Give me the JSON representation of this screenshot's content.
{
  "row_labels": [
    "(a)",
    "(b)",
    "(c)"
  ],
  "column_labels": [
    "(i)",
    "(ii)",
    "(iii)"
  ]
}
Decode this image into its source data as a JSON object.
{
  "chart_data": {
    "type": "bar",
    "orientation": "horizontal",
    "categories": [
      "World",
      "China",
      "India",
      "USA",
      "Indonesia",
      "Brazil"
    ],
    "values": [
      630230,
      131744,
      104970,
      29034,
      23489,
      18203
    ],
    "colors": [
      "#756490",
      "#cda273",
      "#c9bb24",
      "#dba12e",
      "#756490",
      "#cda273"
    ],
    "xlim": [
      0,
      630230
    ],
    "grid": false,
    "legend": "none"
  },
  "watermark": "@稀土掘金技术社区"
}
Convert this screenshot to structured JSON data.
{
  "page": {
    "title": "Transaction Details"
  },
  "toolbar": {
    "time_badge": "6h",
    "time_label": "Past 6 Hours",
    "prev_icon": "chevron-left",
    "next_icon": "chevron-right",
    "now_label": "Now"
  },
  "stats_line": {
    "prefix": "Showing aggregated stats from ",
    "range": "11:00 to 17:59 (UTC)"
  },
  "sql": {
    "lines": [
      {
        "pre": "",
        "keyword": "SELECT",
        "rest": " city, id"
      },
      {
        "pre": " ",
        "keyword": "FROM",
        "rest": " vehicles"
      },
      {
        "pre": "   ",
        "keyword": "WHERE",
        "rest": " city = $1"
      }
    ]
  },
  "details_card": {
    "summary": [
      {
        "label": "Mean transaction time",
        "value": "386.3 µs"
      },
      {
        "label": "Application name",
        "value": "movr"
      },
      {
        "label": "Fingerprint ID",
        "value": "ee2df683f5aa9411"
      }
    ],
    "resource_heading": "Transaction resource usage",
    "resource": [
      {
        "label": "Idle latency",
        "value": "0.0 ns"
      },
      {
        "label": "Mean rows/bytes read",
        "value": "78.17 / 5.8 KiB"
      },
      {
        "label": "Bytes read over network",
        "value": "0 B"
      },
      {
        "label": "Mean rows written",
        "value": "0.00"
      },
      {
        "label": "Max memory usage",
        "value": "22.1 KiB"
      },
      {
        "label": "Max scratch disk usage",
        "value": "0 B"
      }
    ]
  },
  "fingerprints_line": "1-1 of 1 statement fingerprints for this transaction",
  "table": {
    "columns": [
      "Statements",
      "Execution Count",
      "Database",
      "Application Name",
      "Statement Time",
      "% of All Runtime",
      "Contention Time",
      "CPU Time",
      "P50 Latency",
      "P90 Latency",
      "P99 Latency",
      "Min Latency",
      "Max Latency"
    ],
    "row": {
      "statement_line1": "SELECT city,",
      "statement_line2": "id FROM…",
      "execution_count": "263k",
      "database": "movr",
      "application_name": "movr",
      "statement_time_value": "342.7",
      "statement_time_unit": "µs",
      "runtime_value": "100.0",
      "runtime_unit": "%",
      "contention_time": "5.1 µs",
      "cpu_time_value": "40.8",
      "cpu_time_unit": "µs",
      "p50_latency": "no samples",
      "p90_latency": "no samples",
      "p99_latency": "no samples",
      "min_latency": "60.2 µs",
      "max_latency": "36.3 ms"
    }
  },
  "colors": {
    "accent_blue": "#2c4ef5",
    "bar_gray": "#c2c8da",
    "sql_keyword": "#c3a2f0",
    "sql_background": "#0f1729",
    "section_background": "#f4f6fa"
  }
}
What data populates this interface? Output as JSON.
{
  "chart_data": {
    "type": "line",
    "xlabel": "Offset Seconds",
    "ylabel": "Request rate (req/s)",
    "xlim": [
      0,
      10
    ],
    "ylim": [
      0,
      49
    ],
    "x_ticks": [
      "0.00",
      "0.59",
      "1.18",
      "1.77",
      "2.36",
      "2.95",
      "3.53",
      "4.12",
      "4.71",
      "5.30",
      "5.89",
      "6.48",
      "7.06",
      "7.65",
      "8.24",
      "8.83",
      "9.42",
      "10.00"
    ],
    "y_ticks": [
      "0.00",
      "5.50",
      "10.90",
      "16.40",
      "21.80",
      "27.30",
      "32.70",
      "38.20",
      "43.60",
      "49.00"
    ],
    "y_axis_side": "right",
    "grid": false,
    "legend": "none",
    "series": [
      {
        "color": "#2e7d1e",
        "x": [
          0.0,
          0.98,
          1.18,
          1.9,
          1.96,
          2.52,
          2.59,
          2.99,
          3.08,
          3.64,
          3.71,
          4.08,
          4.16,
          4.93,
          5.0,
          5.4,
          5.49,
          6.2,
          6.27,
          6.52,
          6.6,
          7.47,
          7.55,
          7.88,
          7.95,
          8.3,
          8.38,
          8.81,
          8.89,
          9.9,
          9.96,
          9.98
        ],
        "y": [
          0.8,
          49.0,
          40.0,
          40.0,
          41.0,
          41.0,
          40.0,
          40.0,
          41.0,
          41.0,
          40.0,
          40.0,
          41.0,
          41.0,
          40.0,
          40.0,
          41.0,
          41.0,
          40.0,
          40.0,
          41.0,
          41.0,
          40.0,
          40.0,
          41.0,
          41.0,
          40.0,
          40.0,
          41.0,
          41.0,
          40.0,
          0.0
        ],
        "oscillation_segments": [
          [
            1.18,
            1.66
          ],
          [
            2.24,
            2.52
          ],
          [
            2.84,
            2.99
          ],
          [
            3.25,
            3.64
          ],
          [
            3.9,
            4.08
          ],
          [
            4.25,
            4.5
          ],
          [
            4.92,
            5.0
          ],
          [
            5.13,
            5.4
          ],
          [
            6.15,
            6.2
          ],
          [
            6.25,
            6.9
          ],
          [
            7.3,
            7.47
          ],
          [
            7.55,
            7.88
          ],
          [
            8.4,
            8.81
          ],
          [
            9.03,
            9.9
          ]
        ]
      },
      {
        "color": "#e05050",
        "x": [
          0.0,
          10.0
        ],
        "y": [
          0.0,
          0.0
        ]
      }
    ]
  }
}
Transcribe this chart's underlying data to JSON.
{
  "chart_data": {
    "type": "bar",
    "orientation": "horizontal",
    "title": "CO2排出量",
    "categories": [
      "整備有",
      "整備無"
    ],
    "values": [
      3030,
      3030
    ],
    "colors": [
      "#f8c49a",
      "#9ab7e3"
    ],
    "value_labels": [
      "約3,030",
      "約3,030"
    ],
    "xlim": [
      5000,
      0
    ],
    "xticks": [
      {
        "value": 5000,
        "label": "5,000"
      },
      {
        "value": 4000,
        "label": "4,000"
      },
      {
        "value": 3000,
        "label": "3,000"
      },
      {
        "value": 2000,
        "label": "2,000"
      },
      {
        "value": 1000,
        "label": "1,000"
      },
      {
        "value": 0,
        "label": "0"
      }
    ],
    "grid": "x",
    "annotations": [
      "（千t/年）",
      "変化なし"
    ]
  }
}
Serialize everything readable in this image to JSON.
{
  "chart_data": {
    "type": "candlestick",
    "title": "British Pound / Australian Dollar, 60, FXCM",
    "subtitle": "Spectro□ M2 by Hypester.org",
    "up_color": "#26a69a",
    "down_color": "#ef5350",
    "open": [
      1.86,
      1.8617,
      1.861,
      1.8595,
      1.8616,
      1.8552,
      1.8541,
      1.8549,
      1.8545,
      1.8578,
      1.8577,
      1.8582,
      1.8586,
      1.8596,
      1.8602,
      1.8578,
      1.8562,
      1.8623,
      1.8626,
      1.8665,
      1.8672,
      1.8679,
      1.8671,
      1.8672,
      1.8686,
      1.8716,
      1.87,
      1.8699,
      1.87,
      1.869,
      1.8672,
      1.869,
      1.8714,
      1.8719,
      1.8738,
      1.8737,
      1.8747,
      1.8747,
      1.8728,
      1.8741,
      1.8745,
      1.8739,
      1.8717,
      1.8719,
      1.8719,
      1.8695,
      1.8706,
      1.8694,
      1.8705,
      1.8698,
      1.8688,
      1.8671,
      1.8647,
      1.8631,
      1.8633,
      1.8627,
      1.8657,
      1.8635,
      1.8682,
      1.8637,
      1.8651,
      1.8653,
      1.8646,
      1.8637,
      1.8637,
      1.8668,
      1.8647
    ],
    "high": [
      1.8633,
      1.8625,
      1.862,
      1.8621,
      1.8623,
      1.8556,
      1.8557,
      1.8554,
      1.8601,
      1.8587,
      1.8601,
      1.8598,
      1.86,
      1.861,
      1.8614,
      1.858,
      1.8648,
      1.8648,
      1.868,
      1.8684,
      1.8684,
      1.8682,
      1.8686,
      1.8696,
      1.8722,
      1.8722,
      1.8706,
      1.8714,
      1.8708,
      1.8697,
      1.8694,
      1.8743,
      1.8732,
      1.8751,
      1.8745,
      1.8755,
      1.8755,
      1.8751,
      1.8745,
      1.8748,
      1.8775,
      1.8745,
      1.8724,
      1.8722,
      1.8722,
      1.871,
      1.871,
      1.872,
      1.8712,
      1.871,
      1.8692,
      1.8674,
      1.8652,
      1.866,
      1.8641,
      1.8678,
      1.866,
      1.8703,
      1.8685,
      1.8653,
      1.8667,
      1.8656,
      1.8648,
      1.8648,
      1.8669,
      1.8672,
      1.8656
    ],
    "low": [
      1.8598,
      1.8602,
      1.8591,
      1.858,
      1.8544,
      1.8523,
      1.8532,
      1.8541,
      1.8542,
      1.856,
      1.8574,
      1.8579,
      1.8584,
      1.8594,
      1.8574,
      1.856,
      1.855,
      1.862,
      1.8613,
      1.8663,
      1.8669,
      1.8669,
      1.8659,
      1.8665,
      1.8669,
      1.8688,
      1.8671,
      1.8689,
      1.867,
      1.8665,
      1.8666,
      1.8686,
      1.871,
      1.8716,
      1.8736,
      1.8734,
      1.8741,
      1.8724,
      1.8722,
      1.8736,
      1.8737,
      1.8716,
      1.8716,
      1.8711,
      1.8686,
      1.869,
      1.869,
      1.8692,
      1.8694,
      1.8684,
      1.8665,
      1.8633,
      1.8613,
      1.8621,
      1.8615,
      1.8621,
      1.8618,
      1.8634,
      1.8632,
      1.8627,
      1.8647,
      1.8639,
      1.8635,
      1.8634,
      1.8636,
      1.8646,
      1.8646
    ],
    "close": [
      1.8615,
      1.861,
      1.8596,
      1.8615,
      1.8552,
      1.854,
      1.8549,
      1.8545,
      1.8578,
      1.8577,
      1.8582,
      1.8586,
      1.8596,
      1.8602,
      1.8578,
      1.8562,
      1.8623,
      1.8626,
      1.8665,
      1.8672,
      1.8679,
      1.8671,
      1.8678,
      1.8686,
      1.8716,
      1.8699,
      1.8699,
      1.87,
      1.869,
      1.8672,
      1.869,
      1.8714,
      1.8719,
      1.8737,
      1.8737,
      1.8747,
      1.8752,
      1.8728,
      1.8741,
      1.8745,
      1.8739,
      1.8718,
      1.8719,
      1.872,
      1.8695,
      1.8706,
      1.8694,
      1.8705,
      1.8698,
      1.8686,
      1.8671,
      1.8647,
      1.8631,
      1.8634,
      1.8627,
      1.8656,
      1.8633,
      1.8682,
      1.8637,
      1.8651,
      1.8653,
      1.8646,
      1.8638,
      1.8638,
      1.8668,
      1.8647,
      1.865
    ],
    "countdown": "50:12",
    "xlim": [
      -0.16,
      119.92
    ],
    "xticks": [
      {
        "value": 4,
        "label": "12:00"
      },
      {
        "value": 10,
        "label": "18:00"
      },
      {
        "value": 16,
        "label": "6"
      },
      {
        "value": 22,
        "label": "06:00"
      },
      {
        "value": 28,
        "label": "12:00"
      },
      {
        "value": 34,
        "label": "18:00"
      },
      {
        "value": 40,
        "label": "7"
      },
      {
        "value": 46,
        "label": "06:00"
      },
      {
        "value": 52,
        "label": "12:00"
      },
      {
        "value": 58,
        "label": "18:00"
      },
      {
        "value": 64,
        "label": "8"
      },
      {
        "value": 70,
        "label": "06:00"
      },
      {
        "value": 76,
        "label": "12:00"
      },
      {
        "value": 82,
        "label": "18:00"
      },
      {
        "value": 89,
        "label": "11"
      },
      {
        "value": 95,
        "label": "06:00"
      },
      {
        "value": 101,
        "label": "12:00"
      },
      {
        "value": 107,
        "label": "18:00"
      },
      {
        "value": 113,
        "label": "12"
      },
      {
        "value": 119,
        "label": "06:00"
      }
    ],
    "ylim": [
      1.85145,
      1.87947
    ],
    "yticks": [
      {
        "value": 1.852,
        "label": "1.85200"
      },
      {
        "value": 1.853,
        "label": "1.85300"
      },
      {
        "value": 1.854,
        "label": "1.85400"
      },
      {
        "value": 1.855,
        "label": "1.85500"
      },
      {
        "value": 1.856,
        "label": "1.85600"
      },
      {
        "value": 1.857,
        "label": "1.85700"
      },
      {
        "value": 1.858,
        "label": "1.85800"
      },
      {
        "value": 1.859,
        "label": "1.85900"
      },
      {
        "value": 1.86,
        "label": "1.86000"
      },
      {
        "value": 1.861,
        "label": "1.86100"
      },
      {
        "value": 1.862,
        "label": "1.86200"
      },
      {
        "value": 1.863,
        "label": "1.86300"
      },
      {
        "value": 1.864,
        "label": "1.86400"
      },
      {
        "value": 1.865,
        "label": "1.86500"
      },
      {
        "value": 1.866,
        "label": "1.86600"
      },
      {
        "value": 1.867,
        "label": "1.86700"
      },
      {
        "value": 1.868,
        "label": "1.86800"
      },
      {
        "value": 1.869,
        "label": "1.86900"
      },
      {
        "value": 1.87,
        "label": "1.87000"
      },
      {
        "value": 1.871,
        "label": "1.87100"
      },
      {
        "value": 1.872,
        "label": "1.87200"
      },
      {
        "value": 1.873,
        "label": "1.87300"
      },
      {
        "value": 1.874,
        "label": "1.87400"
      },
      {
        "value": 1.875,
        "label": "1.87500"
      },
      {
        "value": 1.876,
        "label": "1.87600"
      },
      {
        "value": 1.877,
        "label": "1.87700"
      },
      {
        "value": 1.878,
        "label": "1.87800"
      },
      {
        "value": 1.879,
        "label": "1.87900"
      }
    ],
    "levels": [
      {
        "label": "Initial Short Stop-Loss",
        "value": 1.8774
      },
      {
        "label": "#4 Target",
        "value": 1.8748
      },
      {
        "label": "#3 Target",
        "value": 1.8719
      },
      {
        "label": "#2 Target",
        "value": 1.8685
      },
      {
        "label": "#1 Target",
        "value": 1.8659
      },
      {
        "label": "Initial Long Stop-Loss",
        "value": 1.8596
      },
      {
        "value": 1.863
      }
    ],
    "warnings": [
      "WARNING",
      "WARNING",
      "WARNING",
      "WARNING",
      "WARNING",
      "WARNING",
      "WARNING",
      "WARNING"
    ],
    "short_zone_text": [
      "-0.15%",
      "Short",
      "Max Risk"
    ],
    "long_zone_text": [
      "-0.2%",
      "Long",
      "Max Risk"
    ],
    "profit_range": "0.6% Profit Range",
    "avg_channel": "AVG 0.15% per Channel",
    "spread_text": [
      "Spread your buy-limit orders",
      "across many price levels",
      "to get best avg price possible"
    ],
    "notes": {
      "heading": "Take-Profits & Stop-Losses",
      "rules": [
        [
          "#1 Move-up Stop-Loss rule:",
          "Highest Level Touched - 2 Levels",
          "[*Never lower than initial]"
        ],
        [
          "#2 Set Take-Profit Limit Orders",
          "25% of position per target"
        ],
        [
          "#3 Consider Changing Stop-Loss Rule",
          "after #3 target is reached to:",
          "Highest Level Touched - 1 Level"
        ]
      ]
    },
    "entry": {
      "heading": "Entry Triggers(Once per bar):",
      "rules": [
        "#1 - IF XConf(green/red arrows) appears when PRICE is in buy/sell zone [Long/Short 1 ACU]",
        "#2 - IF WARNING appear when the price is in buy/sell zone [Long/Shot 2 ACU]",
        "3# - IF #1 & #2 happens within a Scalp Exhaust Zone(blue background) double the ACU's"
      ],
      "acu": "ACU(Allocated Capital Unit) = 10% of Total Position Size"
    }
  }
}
◆ ◆ ◆ ◆ ◆
### Requirements
Each line in the data that holds the string "Stop" should be found and copied.

### Full solution
        "label": "Initial Short Stop-Loss",
        "label": "Initial Long Stop-Loss",
      "heading": "Take-Profits & Stop-Losses",
          "#1 Move-up Stop-Loss rule:",
          "#3 Consider Changing Stop-Loss Rule",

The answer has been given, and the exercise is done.